Prompt 1: Translate this sentence from the passage on Barney Frank into Spanish: "They also opposed amendments that would cut existing subsidies."
================================
Barney Frank is my new hero
If you'd told me a week ago that I was going to write that I'd have asked you what you were smoking.
Tuesday, during debate over the Agriculture appropriations bill, Republicans proposed amendments that would subsidize and protect a number of agricultural commodities. They also opposed amendments that would cut existing subsidies. Rep. Frank took the House floor and lectured conservatives on free markets:
"Mr. Chairman, I am here to confess my reading incomprehension. I have listened to many of my conservative friends talk about the wonders of the free market, of the importance of letting the consumers make their best choices, of keeping government out of economic activity, of the virtues of free trade, but then I look at various agricultural programs like this one. Now, it violates every principle of free market economics known to man and two or three not yet discovered.
================================
Prompt 2: Please identify each line in the rows below that contains the word "releases" and copy those lines out.
================================
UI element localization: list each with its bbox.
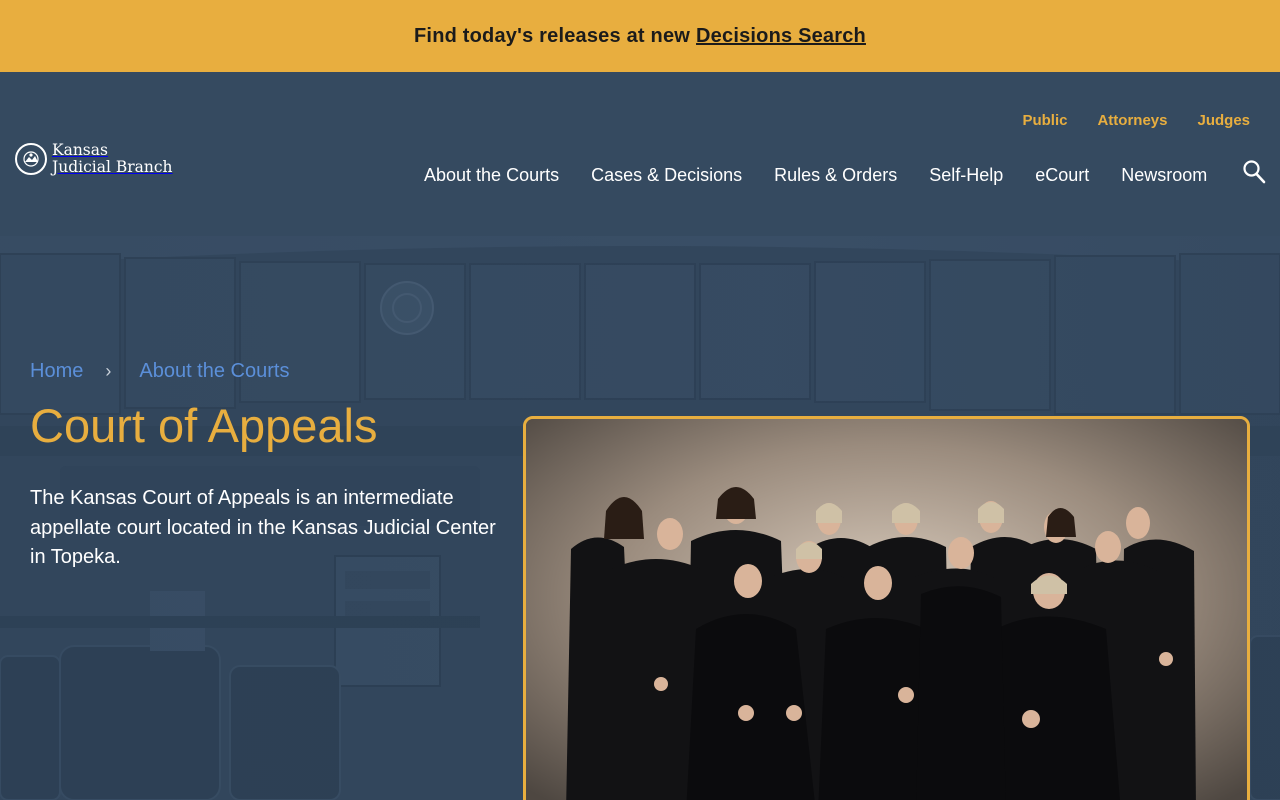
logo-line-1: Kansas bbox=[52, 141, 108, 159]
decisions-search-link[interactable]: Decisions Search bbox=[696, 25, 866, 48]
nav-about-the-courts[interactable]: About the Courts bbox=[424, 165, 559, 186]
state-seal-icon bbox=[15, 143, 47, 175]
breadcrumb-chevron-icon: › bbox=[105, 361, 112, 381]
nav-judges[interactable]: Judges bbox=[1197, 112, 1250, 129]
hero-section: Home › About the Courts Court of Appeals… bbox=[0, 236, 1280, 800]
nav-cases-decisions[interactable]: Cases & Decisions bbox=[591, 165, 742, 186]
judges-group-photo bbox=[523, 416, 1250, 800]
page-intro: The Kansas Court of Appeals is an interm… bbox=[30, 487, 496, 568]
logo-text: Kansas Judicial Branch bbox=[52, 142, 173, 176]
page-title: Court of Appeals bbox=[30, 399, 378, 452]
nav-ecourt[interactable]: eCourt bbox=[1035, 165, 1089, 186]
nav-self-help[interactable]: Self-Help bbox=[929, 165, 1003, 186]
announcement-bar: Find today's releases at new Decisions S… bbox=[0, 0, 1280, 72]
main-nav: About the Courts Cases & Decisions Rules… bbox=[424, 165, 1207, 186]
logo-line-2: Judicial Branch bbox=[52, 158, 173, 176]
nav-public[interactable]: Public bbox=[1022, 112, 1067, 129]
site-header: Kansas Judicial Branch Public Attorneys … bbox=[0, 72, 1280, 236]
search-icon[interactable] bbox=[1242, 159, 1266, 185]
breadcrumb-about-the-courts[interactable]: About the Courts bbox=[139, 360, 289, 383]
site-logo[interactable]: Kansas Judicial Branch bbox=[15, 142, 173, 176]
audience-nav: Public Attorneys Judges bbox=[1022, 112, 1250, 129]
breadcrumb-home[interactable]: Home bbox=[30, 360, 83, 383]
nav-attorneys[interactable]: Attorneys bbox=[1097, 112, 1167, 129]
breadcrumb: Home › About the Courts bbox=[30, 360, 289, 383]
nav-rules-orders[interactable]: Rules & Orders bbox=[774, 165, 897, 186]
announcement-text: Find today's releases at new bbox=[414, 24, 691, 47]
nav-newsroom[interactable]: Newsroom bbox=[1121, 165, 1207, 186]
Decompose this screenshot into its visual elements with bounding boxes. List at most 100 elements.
================================
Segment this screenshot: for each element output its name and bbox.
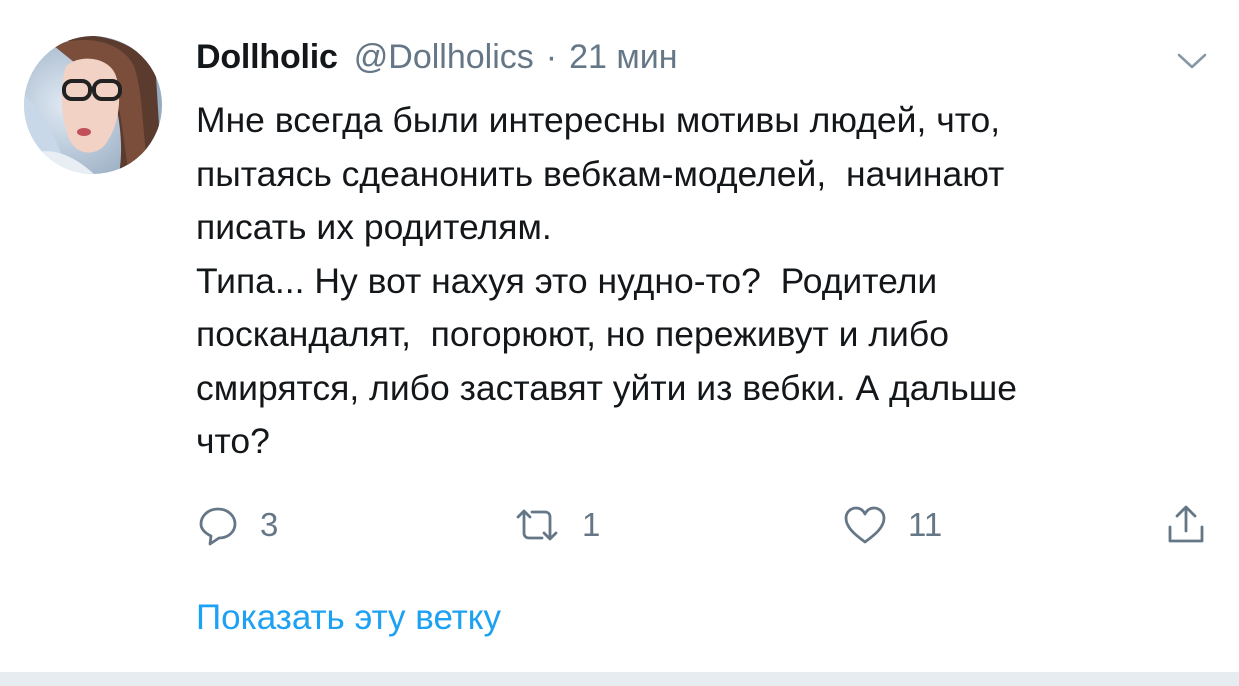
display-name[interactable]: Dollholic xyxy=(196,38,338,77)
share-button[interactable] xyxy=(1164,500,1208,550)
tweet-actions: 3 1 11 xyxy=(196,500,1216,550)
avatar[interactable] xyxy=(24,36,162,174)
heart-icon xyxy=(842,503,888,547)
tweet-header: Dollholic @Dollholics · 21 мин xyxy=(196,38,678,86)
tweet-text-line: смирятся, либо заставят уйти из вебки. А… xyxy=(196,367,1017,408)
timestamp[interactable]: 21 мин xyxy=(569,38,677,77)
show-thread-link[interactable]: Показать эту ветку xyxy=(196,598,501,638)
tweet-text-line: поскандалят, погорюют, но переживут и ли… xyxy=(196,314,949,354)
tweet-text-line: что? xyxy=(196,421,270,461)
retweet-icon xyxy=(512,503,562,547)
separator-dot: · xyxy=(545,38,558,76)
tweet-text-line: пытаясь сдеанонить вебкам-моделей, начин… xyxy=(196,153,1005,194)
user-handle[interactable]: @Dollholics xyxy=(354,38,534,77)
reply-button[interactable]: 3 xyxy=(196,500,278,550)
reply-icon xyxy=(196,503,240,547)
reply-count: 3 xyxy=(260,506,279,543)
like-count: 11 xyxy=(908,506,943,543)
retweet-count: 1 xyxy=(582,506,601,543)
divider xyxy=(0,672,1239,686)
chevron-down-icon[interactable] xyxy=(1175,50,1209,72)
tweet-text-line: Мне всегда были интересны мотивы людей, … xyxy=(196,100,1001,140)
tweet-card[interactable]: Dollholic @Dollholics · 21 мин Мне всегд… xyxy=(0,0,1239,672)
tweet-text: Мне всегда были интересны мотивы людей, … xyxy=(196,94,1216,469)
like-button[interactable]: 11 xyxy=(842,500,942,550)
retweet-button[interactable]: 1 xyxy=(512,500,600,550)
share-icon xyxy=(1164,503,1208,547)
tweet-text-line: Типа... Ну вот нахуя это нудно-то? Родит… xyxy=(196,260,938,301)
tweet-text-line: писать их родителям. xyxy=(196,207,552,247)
================================
Correct output 1: También se opusieron a las enmiendas que recortarían los subsidios existentes.

Correct output 2:
announcement-bar: Find today's releases at new Decisions S… bbox=[0, 0, 1280, 72]
announcement-text: Find today's releases at new bbox=[414, 24, 691, 47]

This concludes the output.